Select each line where the word "responsible" appears.

┌──

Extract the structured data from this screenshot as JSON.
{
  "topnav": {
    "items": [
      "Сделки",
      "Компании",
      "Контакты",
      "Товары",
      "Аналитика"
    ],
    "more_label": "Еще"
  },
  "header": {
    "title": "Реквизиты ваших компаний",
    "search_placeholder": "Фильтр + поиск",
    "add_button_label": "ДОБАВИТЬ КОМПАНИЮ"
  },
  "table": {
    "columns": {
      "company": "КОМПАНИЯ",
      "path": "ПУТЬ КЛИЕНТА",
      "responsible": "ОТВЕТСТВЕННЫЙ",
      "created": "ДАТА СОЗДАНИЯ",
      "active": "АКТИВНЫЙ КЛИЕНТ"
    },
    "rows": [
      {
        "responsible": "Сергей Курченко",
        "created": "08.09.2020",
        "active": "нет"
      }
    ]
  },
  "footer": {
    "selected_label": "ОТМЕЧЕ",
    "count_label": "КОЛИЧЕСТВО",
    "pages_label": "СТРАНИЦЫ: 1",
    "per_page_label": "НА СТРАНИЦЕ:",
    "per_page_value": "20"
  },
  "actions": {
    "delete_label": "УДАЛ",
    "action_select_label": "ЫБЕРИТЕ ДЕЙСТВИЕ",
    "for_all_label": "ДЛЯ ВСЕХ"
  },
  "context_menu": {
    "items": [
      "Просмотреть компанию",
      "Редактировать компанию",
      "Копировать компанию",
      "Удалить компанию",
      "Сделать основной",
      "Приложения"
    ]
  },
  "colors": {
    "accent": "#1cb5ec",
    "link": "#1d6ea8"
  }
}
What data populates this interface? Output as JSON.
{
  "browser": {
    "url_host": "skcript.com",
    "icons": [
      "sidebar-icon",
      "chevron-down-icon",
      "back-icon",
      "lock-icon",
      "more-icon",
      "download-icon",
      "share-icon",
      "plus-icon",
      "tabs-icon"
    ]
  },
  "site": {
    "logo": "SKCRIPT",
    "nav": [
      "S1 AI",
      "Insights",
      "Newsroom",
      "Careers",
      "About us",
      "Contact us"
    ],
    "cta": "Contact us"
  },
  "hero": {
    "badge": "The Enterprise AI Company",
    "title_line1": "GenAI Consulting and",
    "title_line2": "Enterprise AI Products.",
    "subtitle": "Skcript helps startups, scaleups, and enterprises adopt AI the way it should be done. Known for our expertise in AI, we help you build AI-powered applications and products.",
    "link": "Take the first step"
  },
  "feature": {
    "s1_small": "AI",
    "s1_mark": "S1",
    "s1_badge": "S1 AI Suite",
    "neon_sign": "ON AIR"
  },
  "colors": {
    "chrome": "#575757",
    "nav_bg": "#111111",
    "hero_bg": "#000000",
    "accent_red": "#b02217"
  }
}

└──

CORRECT RESPONSE:
      "responsible": "ОТВЕТСТВЕННЫЙ",
        "responsible": "Сергей Курченко",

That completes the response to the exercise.